• _WHAT IS ASKED_:
From the rows below, extract each line that contains the string "message" and copy every such line in full.

• _SOURCE RECORDS_:
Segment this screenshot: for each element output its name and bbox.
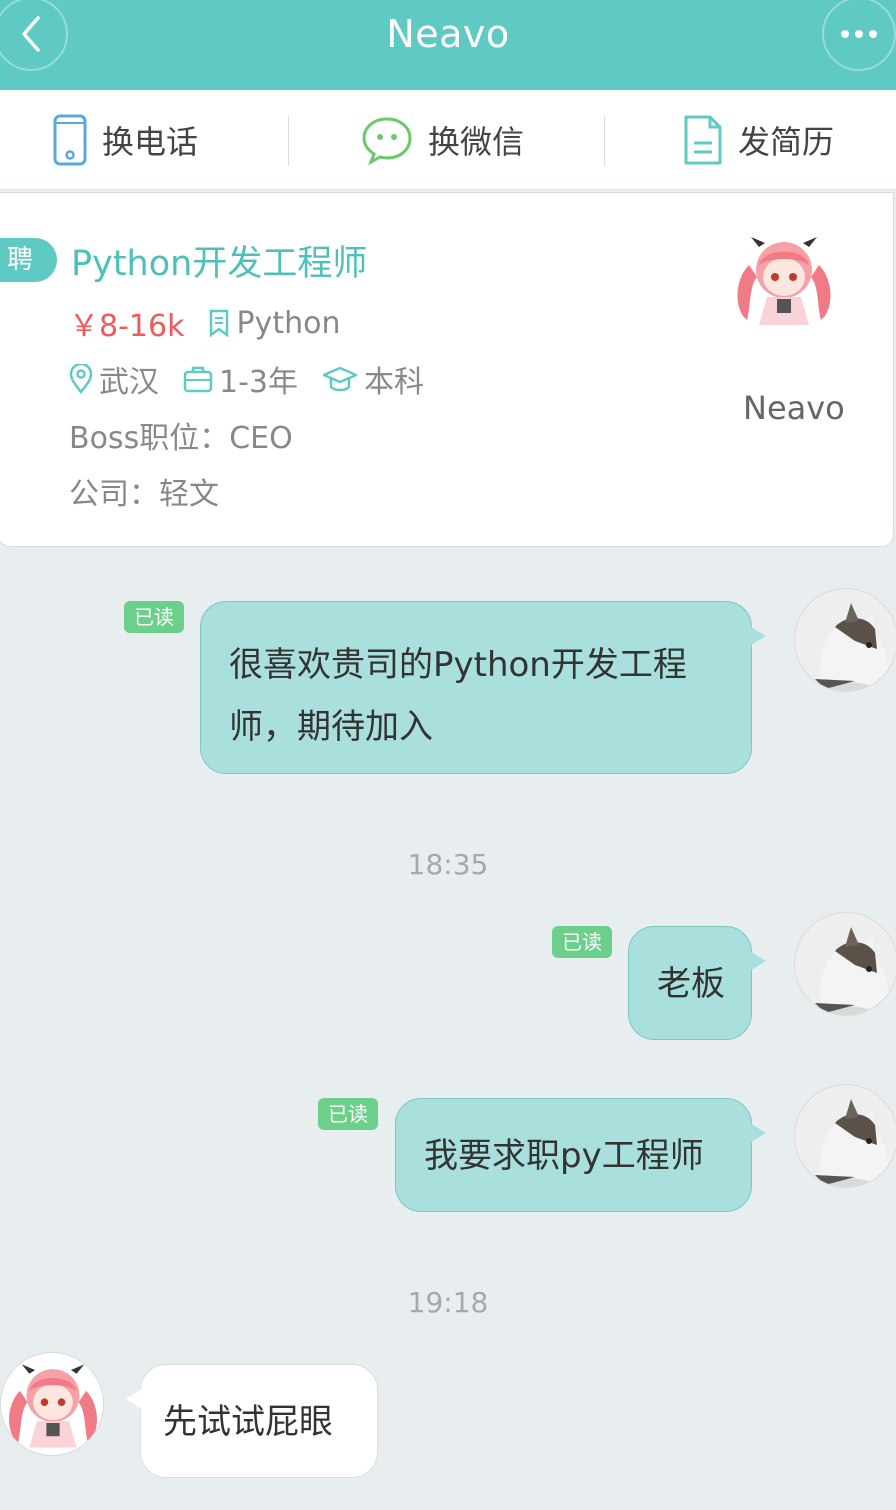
skill-tag: Python xyxy=(236,305,341,341)
cat-avatar-icon xyxy=(795,589,896,691)
message-text: 我要求职py工程师 xyxy=(424,1136,704,1176)
send-resume-button[interactable]: 发简历 xyxy=(682,90,834,190)
resume-icon xyxy=(684,115,722,165)
education: 本科 xyxy=(364,365,424,400)
message-text: 很喜欢贵司的Python开发工程 xyxy=(229,645,687,685)
job-title: Python开发工程师 xyxy=(71,244,368,284)
location: 武汉 xyxy=(99,365,159,400)
read-badge: 已读 xyxy=(552,926,612,958)
company: 公司：轻文 xyxy=(69,477,219,512)
boss-chat-avatar[interactable] xyxy=(0,1352,104,1456)
exchange-phone-label: 换电话 xyxy=(102,123,199,161)
graduation-cap-icon xyxy=(322,365,358,393)
boss-position: Boss职位：CEO xyxy=(69,421,293,456)
more-button[interactable] xyxy=(822,0,896,71)
anime-girl-avatar-icon xyxy=(737,237,831,325)
cat-avatar-icon xyxy=(795,913,896,1015)
divider xyxy=(288,116,289,166)
page-title: Neavo xyxy=(386,12,510,56)
job-card[interactable]: 聘 Python开发工程师 ￥8-16k Python 武汉 1-3年 本科 B… xyxy=(0,192,894,547)
send-resume-label: 发简历 xyxy=(738,123,835,161)
bookmark-icon xyxy=(208,309,230,337)
boss-avatar[interactable] xyxy=(729,225,839,335)
timestamp: 18:35 xyxy=(407,848,489,881)
message-bubble[interactable]: 老板 xyxy=(628,926,766,1040)
boss-name: Neavo xyxy=(743,389,845,427)
location-pin-icon xyxy=(69,364,93,394)
exchange-wechat-button[interactable]: 换微信 xyxy=(360,90,524,190)
exchange-wechat-label: 换微信 xyxy=(428,123,525,161)
hiring-tag: 聘 xyxy=(0,238,57,282)
requirements-row: 武汉 1-3年 本科 xyxy=(69,357,424,401)
read-badge: 已读 xyxy=(318,1098,378,1130)
more-dots-icon xyxy=(841,30,877,38)
briefcase-icon xyxy=(183,365,213,393)
message-text: 师，期待加入 xyxy=(229,707,433,747)
message-text: 老板 xyxy=(657,964,725,1004)
phone-icon xyxy=(53,114,87,166)
salary-row: ￥8-16k Python xyxy=(69,301,340,345)
user-avatar[interactable] xyxy=(794,588,896,692)
cat-avatar-icon xyxy=(795,1085,896,1187)
divider xyxy=(604,116,605,166)
top-bar: Neavo xyxy=(0,0,896,90)
message-text: 先试试屁眼 xyxy=(163,1402,333,1442)
message-bubble[interactable]: 先试试屁眼 xyxy=(126,1364,378,1478)
anime-girl-avatar-icon xyxy=(1,1353,103,1455)
read-badge: 已读 xyxy=(124,601,184,633)
message-bubble[interactable]: 我要求职py工程师 xyxy=(395,1098,766,1212)
user-avatar[interactable] xyxy=(794,1084,896,1188)
exchange-phone-button[interactable]: 换电话 xyxy=(52,90,198,190)
message-bubble[interactable]: 很喜欢贵司的Python开发工程 师，期待加入 xyxy=(200,601,766,774)
wechat-icon xyxy=(362,117,412,165)
user-avatar[interactable] xyxy=(794,912,896,1016)
salary: ￥8-16k xyxy=(69,309,185,344)
action-bar: 换电话 换微信 发简历 xyxy=(0,90,896,190)
experience: 1-3年 xyxy=(219,365,298,400)
timestamp: 19:18 xyxy=(407,1286,489,1319)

• _ANSWER IN FULL_:
message-text: 我要求职py工程师 xyxy=(424,1136,704,1176)
message-text: 很喜欢贵司的Python开发工程 xyxy=(229,645,687,685)
message-bubble[interactable]: 老板 xyxy=(628,926,766,1040)
message-text: 师，期待加入 xyxy=(229,707,433,747)
message-text: 老板 xyxy=(657,964,725,1004)
message-text: 先试试屁眼 xyxy=(163,1402,333,1442)
message-bubble[interactable]: 先试试屁眼 xyxy=(126,1364,378,1478)
message-bubble[interactable]: 我要求职py工程师 xyxy=(395,1098,766,1212)
message-bubble[interactable]: 很喜欢贵司的Python开发工程 师，期待加入 xyxy=(200,601,766,774)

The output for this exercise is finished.